Please copy every line of the records below that holds the word "soupape".

==================================================

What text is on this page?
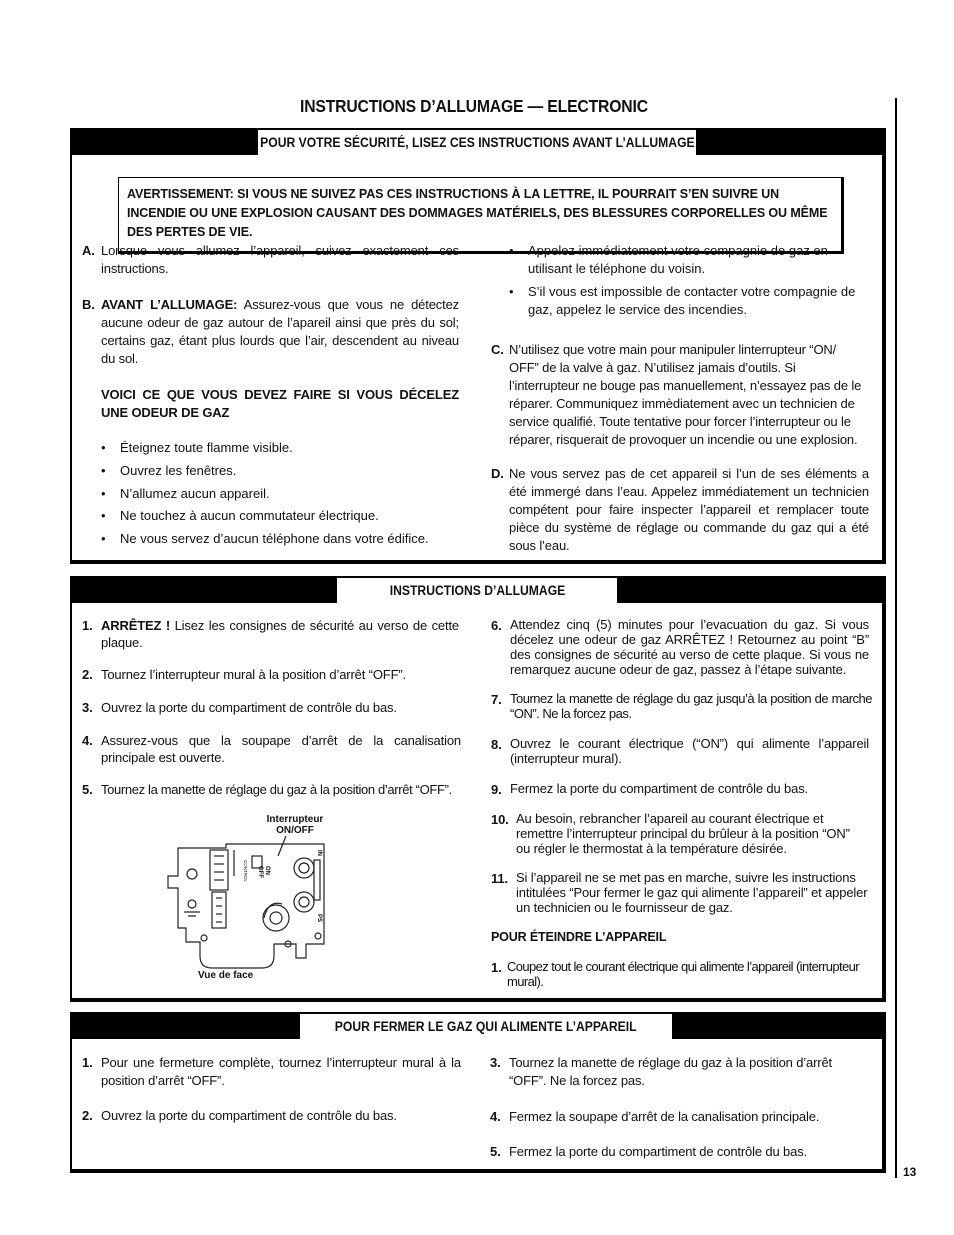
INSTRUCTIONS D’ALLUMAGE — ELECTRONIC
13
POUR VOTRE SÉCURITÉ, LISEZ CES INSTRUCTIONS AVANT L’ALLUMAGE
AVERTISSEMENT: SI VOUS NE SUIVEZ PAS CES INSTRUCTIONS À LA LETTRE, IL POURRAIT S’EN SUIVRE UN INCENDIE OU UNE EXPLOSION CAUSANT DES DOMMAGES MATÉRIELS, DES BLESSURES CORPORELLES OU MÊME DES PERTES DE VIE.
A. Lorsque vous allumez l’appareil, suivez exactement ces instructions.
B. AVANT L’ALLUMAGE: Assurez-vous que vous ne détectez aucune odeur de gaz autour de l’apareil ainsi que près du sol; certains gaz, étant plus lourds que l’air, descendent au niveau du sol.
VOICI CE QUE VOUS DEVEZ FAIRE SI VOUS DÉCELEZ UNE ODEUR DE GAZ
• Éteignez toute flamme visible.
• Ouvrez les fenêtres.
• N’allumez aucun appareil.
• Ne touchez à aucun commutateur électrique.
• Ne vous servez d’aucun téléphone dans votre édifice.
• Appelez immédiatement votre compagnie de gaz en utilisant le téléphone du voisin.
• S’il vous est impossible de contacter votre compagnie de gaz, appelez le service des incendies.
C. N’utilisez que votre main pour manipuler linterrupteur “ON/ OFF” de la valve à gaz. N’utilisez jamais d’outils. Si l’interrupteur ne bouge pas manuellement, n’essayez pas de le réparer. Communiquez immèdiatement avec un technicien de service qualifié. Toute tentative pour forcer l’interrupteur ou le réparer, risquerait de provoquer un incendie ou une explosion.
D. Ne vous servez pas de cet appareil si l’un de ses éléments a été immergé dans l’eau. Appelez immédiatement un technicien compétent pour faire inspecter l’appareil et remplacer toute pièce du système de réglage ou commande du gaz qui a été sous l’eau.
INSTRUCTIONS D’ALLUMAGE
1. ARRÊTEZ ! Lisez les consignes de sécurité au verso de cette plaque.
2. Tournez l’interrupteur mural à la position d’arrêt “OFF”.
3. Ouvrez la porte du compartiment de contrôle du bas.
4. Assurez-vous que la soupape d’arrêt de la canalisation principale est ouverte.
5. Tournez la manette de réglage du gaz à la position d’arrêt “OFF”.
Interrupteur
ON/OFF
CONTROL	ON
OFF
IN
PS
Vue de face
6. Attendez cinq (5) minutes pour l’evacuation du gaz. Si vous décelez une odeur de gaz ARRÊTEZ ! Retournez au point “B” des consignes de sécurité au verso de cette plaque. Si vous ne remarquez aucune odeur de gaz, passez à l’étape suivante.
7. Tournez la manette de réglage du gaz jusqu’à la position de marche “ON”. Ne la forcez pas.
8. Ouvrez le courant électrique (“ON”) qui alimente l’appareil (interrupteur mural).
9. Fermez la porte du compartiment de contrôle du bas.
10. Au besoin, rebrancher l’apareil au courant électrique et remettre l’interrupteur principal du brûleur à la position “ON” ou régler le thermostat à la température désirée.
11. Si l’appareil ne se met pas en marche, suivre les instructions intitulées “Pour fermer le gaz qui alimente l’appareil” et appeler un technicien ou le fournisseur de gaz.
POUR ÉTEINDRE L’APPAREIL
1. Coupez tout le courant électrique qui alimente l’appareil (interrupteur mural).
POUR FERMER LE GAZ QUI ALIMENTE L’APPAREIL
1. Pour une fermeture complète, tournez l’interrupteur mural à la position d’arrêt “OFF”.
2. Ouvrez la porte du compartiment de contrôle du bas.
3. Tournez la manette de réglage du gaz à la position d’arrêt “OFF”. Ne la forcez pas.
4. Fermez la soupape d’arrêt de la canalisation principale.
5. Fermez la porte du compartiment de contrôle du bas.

==================================================

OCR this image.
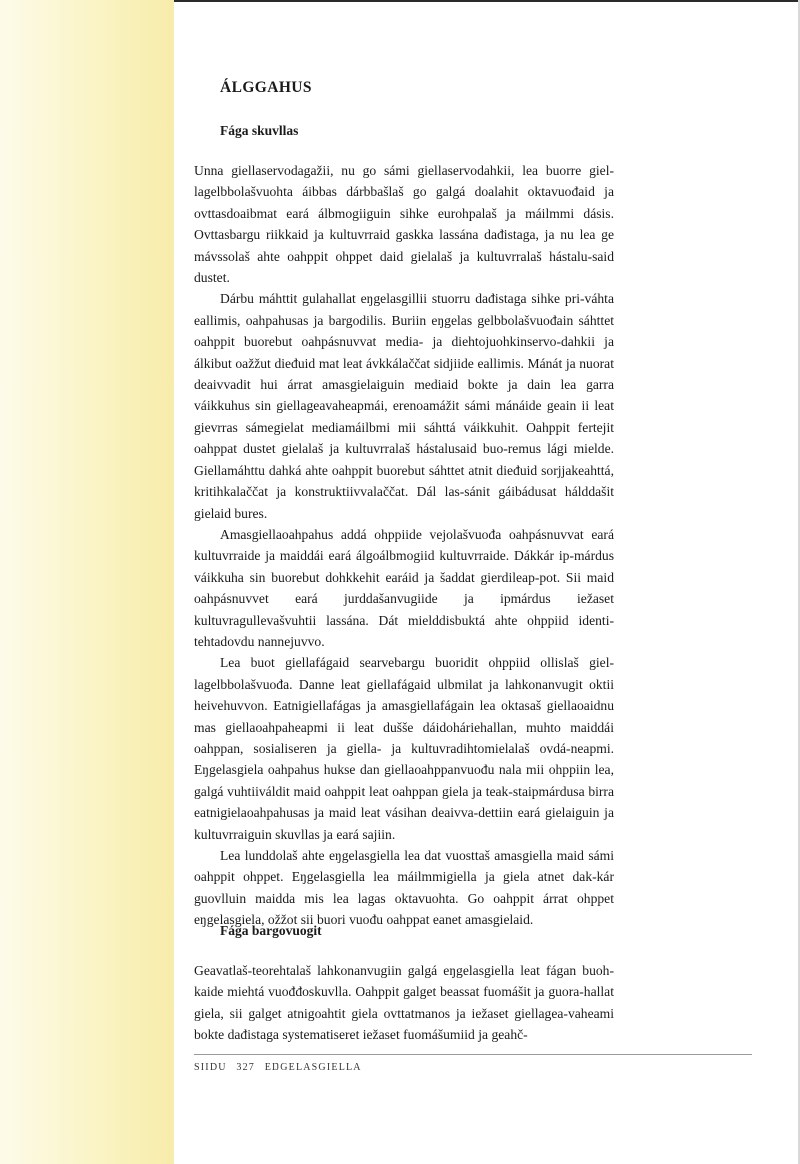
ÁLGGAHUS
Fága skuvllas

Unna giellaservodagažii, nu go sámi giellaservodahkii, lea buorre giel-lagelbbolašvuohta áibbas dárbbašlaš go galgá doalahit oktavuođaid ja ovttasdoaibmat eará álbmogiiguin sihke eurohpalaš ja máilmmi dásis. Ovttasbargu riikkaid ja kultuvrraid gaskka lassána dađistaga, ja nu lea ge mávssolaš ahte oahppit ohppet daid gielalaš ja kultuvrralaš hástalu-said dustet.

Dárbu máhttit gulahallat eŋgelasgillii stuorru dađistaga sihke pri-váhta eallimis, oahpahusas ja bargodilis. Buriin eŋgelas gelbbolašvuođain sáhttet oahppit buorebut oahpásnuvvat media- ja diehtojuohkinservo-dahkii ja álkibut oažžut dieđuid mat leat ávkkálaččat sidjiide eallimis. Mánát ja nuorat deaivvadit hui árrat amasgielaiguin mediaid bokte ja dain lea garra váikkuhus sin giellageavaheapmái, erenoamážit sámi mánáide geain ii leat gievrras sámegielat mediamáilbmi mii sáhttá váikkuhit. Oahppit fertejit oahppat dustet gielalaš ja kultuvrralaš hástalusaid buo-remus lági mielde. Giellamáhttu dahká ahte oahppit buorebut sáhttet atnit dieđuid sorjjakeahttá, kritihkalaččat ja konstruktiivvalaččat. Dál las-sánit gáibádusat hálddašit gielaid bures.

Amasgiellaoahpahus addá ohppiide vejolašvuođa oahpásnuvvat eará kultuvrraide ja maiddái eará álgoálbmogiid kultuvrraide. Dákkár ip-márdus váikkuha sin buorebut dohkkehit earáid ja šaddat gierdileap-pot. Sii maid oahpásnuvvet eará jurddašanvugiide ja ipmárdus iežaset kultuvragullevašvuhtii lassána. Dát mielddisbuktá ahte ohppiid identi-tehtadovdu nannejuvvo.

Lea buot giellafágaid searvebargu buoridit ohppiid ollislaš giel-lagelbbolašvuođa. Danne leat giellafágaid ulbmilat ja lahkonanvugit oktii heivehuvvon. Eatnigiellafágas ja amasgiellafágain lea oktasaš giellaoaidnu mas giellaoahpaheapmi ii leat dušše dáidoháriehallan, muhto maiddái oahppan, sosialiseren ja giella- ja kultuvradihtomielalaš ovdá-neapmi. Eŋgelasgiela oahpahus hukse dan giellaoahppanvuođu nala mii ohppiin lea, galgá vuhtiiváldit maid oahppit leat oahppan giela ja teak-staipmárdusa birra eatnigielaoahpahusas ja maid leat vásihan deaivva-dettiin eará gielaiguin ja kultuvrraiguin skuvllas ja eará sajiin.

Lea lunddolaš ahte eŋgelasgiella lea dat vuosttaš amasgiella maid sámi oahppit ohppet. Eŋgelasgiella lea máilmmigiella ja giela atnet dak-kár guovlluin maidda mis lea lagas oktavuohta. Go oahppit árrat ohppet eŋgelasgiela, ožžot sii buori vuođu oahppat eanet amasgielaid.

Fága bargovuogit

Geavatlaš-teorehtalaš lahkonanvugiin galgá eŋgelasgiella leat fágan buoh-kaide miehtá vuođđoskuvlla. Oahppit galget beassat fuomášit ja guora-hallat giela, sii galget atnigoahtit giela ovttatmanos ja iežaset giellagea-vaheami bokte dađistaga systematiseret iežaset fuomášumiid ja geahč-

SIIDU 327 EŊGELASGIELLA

==================================================

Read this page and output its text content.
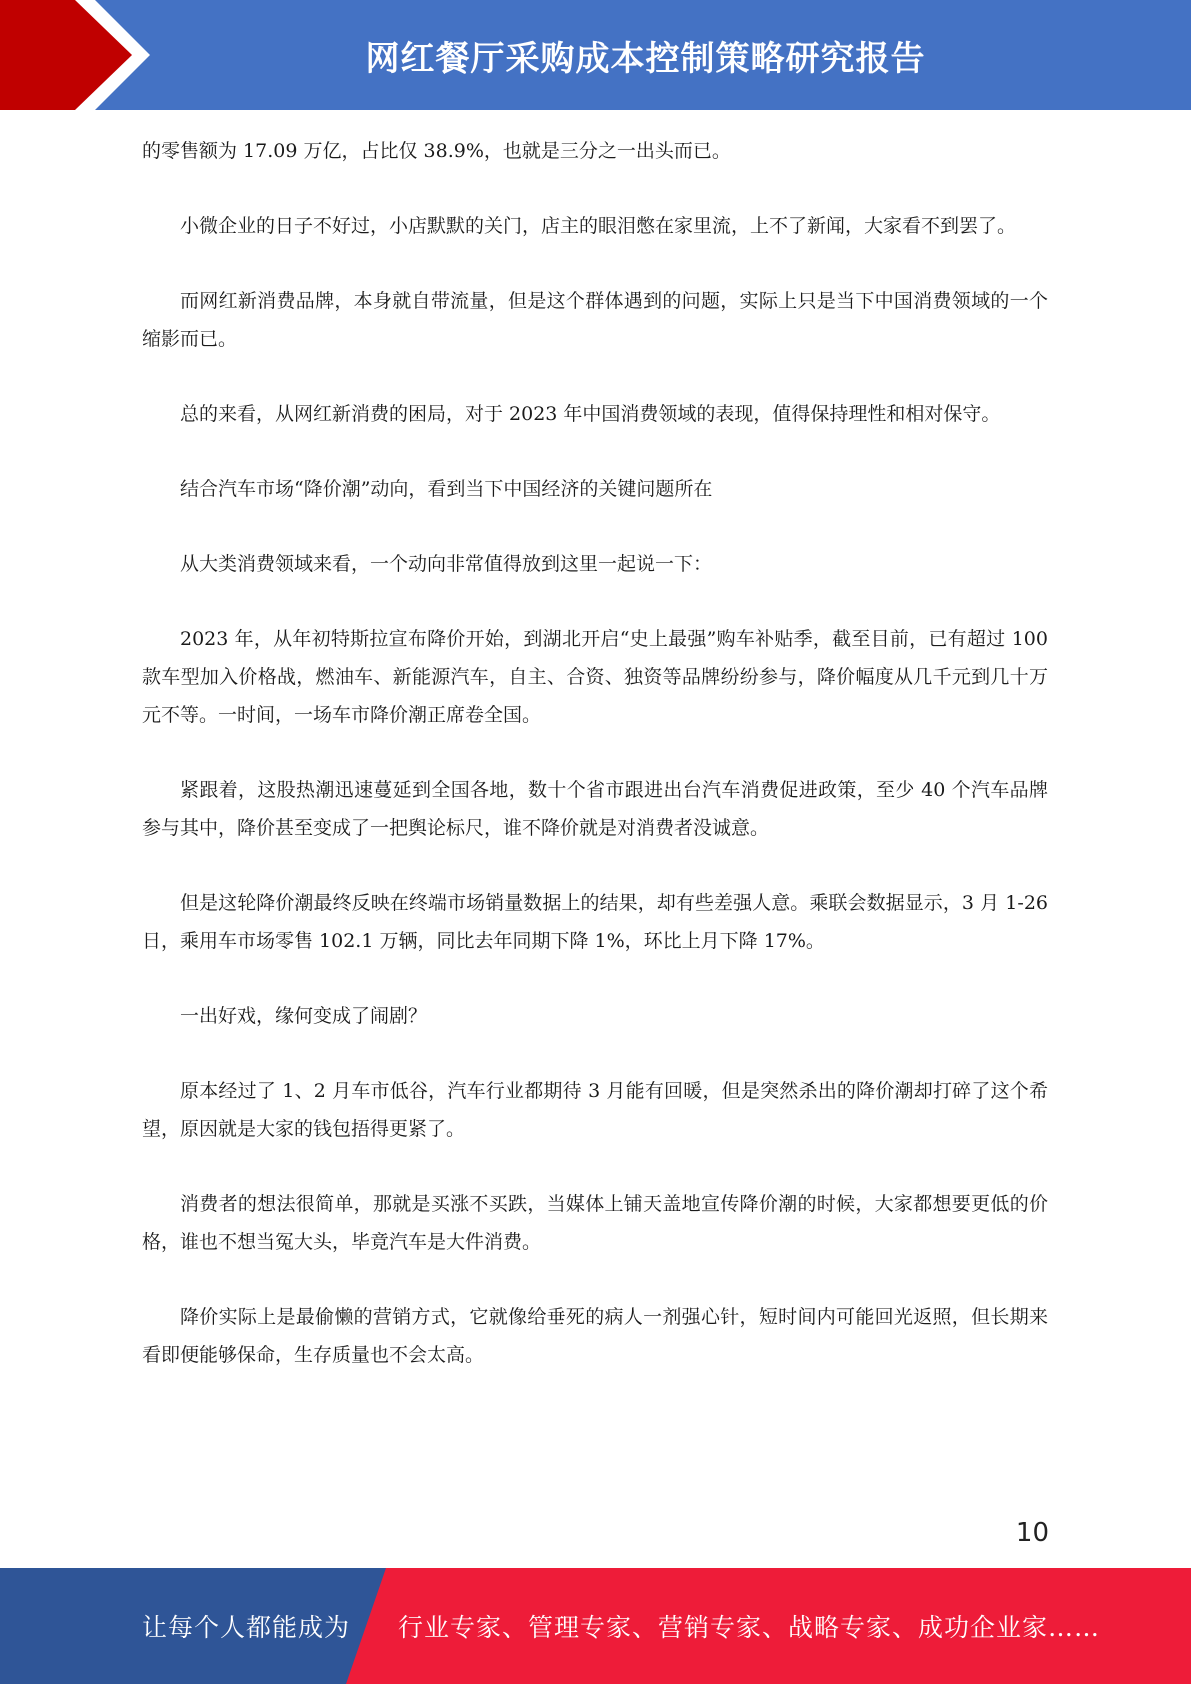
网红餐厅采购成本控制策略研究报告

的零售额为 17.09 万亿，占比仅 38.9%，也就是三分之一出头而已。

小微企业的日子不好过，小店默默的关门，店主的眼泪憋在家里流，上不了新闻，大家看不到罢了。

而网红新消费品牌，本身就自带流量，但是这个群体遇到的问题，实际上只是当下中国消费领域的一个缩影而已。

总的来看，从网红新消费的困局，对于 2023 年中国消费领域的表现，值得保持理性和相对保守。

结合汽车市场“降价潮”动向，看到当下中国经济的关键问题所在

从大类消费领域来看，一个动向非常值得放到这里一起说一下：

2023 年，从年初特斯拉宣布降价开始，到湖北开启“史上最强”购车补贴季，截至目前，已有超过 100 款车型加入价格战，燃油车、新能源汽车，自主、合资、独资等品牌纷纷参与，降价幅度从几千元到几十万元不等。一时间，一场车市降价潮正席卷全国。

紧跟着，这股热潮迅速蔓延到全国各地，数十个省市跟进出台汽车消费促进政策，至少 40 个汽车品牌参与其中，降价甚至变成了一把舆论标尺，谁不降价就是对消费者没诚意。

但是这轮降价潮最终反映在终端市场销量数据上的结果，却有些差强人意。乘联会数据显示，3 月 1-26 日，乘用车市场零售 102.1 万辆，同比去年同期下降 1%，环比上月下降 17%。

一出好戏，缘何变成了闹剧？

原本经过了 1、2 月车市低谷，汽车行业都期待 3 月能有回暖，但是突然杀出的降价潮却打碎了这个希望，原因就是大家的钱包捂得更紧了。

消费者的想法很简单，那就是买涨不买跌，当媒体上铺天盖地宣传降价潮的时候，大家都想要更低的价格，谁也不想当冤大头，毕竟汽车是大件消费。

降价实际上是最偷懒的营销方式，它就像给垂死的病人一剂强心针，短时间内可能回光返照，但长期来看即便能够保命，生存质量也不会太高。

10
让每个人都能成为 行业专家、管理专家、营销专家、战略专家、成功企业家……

==================================================

### Finished task
4. Assurez-vous que la soupape d’arrêt de la canalisation principale est ouverte.
4. Fermez la soupape d’arrêt de la canalisation principale.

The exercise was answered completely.